◆ What is required:
Collect all lines from the records below that include the word "области".
|---|
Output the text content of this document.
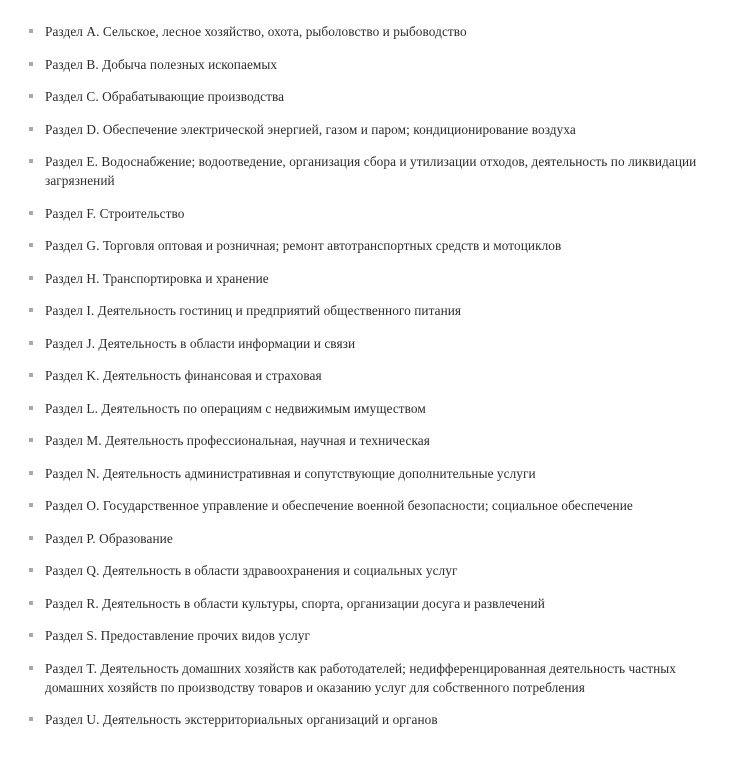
Раздел A. Сельское, лесное хозяйство, охота, рыболовство и рыбоводство
Раздел B. Добыча полезных ископаемых
Раздел C. Обрабатывающие производства
Раздел D. Обеспечение электрической энергией, газом и паром; кондиционирование воздуха
Раздел E. Водоснабжение; водоотведение, организация сбора и утилизации отходов, деятельность по ликвидации загрязнений
Раздел F. Строительство
Раздел G. Торговля оптовая и розничная; ремонт автотранспортных средств и мотоциклов
Раздел H. Транспортировка и хранение
Раздел I. Деятельность гостиниц и предприятий общественного питания
Раздел J. Деятельность в области информации и связи
Раздел K. Деятельность финансовая и страховая
Раздел L. Деятельность по операциям с недвижимым имуществом
Раздел M. Деятельность профессиональная, научная и техническая
Раздел N. Деятельность административная и сопутствующие дополнительные услуги
Раздел O. Государственное управление и обеспечение военной безопасности; социальное обеспечение
Раздел P. Образование
Раздел Q. Деятельность в области здравоохранения и социальных услуг
Раздел R. Деятельность в области культуры, спорта, организации досуга и развлечений
Раздел S. Предоставление прочих видов услуг
Раздел T. Деятельность домашних хозяйств как работодателей; недифференцированная деятельность частных домашних хозяйств по производству товаров и оказанию услуг для собственного потребления
Раздел U. Деятельность экстерриториальных организаций и органов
|---|
◆ Solution for this task:
Раздел J. Деятельность в области информации и связи
Раздел Q. Деятельность в области здравоохранения и социальных услуг
Раздел R. Деятельность в области культуры, спорта, организации досуга и развлечений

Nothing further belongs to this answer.